= The task =
In the entries below, find every line holding the string "الإمام" and collect it.

**** Task data

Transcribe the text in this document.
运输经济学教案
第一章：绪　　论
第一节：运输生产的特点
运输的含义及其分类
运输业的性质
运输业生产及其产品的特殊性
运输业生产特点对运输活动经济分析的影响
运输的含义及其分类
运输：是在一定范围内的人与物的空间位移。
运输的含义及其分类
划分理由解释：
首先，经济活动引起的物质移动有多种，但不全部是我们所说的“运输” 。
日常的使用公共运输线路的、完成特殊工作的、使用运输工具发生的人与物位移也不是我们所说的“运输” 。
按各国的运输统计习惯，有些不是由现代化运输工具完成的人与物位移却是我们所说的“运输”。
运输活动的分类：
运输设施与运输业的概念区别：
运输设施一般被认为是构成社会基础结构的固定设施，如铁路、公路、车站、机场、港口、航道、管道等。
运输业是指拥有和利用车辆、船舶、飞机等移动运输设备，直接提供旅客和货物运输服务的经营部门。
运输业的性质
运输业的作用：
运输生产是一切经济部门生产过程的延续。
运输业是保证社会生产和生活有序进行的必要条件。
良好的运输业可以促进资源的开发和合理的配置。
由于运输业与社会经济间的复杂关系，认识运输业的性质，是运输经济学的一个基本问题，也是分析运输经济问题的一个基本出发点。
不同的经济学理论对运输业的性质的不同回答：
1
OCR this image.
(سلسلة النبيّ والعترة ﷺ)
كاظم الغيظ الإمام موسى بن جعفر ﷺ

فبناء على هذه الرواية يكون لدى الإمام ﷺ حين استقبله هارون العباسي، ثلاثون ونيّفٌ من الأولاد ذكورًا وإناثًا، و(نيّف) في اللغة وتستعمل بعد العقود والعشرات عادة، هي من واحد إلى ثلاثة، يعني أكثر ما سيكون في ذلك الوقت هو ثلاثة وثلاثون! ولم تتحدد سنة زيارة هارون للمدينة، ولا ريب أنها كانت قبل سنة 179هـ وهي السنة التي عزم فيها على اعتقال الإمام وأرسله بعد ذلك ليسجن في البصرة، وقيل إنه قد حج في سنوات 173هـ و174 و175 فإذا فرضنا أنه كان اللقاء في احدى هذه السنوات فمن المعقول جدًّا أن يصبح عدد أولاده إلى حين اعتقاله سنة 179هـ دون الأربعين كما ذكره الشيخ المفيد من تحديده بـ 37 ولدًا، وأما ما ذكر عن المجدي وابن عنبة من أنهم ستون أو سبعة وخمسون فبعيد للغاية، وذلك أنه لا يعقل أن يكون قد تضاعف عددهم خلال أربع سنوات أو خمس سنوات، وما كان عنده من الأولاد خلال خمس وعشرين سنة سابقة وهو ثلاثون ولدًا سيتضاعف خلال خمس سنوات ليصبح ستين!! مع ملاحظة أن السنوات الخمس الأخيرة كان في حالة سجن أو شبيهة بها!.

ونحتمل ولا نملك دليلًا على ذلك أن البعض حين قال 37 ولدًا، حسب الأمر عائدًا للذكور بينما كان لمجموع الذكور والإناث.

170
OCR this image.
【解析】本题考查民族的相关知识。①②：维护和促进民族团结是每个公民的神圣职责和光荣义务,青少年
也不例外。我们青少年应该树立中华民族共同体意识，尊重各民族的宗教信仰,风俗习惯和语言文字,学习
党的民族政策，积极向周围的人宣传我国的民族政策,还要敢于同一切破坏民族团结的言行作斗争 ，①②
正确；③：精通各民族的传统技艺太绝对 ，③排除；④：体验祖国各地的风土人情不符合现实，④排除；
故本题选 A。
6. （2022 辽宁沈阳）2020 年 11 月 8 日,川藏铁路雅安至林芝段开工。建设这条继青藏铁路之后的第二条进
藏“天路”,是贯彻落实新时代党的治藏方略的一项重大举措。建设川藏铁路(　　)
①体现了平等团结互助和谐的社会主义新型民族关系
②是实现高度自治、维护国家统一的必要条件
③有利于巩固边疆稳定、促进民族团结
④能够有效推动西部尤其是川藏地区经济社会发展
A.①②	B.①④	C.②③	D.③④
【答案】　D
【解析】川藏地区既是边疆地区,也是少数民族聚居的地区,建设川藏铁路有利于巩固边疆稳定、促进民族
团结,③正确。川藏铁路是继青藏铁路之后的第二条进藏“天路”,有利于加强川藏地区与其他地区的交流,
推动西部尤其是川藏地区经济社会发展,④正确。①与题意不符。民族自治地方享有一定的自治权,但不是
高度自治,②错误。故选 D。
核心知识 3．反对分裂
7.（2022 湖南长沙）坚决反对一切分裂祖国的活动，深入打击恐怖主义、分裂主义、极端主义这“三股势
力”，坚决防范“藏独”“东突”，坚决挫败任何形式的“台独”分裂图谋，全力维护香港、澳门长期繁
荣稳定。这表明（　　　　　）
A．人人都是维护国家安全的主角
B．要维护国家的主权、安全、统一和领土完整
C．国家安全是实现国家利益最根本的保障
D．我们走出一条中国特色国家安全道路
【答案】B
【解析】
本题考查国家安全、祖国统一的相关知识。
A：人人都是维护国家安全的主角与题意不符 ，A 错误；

********

= Response =
كاظم الغيظ الإمام موسى بن جعفر ﷺ
فبناء على هذه الرواية يكون لدى الإمام ﷺ حين استقبله هارون العباسي، ثلاثون ونيّفٌ من الأولاد ذكورًا وإناثًا، و(نيّف) في اللغة وتستعمل بعد العقود والعشرات عادة، هي من واحد إلى ثلاثة، يعني أكثر ما سيكون في ذلك الوقت هو ثلاثة وثلاثون! ولم تتحدد سنة زيارة هارون للمدينة، ولا ريب أنها كانت قبل سنة 179هـ وهي السنة التي عزم فيها على اعتقال الإمام وأرسله بعد ذلك ليسجن في البصرة، وقيل إنه قد حج في سنوات 173هـ و174 و175 فإذا فرضنا أنه كان اللقاء في احدى هذه السنوات فمن المعقول جدًّا أن يصبح عدد أولاده إلى حين اعتقاله سنة 179هـ دون الأربعين كما ذكره الشيخ المفيد من تحديده بـ 37 ولدًا، وأما ما ذكر عن المجدي وابن عنبة من أنهم ستون أو سبعة وخمسون فبعيد للغاية، وذلك أنه لا يعقل أن يكون قد تضاعف عددهم خلال أربع سنوات أو خمس سنوات، وما كان عنده من الأولاد خلال خمس وعشرين سنة سابقة وهو ثلاثون ولدًا سيتضاعف خلال خمس سنوات ليصبح ستين!! مع ملاحظة أن السنوات الخمس الأخيرة كان في حالة سجن أو شبيهة بها!.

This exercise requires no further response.